_Short problem_: Exclude the pictures, then copy all remaining records exactly.

Start

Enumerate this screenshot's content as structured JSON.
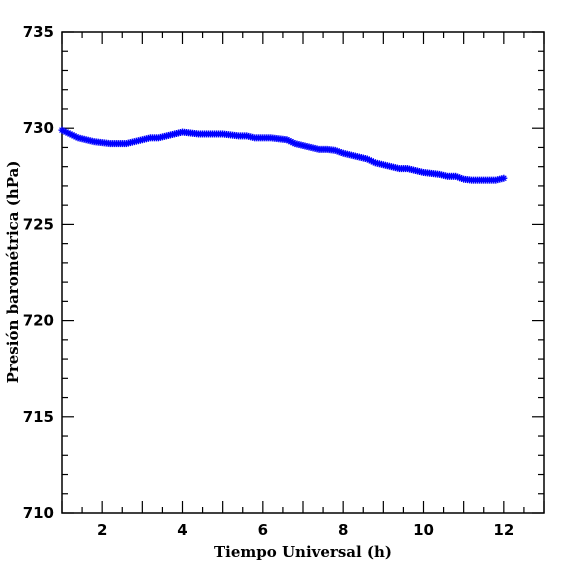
{
  "chart_data": {
    "type": "scatter",
    "title": "",
    "xlabel": "Tiempo Universal (h)",
    "ylabel": "Presión barométrica (hPa)",
    "xlim": [
      1,
      13
    ],
    "ylim": [
      710,
      735
    ],
    "xticks": [
      2,
      4,
      6,
      8,
      10,
      12
    ],
    "yticks": [
      710,
      715,
      720,
      725,
      730,
      735
    ],
    "grid": false,
    "legend": "none",
    "marker": "star",
    "series": [
      {
        "color": "#0000ff",
        "x": [
          1.0,
          1.2,
          1.4,
          1.6,
          1.8,
          2.0,
          2.2,
          2.4,
          2.6,
          2.8,
          3.0,
          3.2,
          3.4,
          3.6,
          3.8,
          4.0,
          4.2,
          4.4,
          4.6,
          4.8,
          5.0,
          5.2,
          5.4,
          5.6,
          5.8,
          6.0,
          6.2,
          6.4,
          6.6,
          6.8,
          7.0,
          7.2,
          7.4,
          7.6,
          7.8,
          8.0,
          8.2,
          8.4,
          8.6,
          8.8,
          9.0,
          9.2,
          9.4,
          9.6,
          9.8,
          10.0,
          10.2,
          10.4,
          10.6,
          10.8,
          11.0,
          11.2,
          11.4,
          11.6,
          11.8,
          12.0
        ],
        "y": [
          729.9,
          729.7,
          729.5,
          729.4,
          729.3,
          729.25,
          729.2,
          729.2,
          729.2,
          729.3,
          729.4,
          729.5,
          729.5,
          729.6,
          729.7,
          729.8,
          729.75,
          729.7,
          729.7,
          729.7,
          729.7,
          729.65,
          729.6,
          729.6,
          729.5,
          729.5,
          729.5,
          729.45,
          729.4,
          729.2,
          729.1,
          729.0,
          728.9,
          728.9,
          728.85,
          728.7,
          728.6,
          728.5,
          728.4,
          728.2,
          728.1,
          728.0,
          727.9,
          727.9,
          727.8,
          727.7,
          727.65,
          727.6,
          727.5,
          727.5,
          727.35,
          727.3,
          727.3,
          727.3,
          727.3,
          727.4
        ]
      }
    ]
  }
}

End

_Answer in full_:
Enumerate this screenshot's content as structured JSON.
{
  "chart_data": {
    "type": "scatter",
    "title": "",
    "xlabel": "Tiempo Universal (h)",
    "ylabel": "Presión barométrica (hPa)",
    "xlim": [
      1,
      13
    ],
    "ylim": [
      710,
      735
    ],
    "xticks": [
      2,
      4,
      6,
      8,
      10,
      12
    ],
    "yticks": [
      710,
      715,
      720,
      725,
      730,
      735
    ],
    "grid": false,
    "legend": "none",
    "marker": "star",
    "series": [
      {
        "color": "#0000ff",
        "x": [
          1.0,
          1.2,
          1.4,
          1.6,
          1.8,
          2.0,
          2.2,
          2.4,
          2.6,
          2.8,
          3.0,
          3.2,
          3.4,
          3.6,
          3.8,
          4.0,
          4.2,
          4.4,
          4.6,
          4.8,
          5.0,
          5.2,
          5.4,
          5.6,
          5.8,
          6.0,
          6.2,
          6.4,
          6.6,
          6.8,
          7.0,
          7.2,
          7.4,
          7.6,
          7.8,
          8.0,
          8.2,
          8.4,
          8.6,
          8.8,
          9.0,
          9.2,
          9.4,
          9.6,
          9.8,
          10.0,
          10.2,
          10.4,
          10.6,
          10.8,
          11.0,
          11.2,
          11.4,
          11.6,
          11.8,
          12.0
        ],
        "y": [
          729.9,
          729.7,
          729.5,
          729.4,
          729.3,
          729.25,
          729.2,
          729.2,
          729.2,
          729.3,
          729.4,
          729.5,
          729.5,
          729.6,
          729.7,
          729.8,
          729.75,
          729.7,
          729.7,
          729.7,
          729.7,
          729.65,
          729.6,
          729.6,
          729.5,
          729.5,
          729.5,
          729.45,
          729.4,
          729.2,
          729.1,
          729.0,
          728.9,
          728.9,
          728.85,
          728.7,
          728.6,
          728.5,
          728.4,
          728.2,
          728.1,
          728.0,
          727.9,
          727.9,
          727.8,
          727.7,
          727.65,
          727.6,
          727.5,
          727.5,
          727.35,
          727.3,
          727.3,
          727.3,
          727.3,
          727.4
        ]
      }
    ]
  }
}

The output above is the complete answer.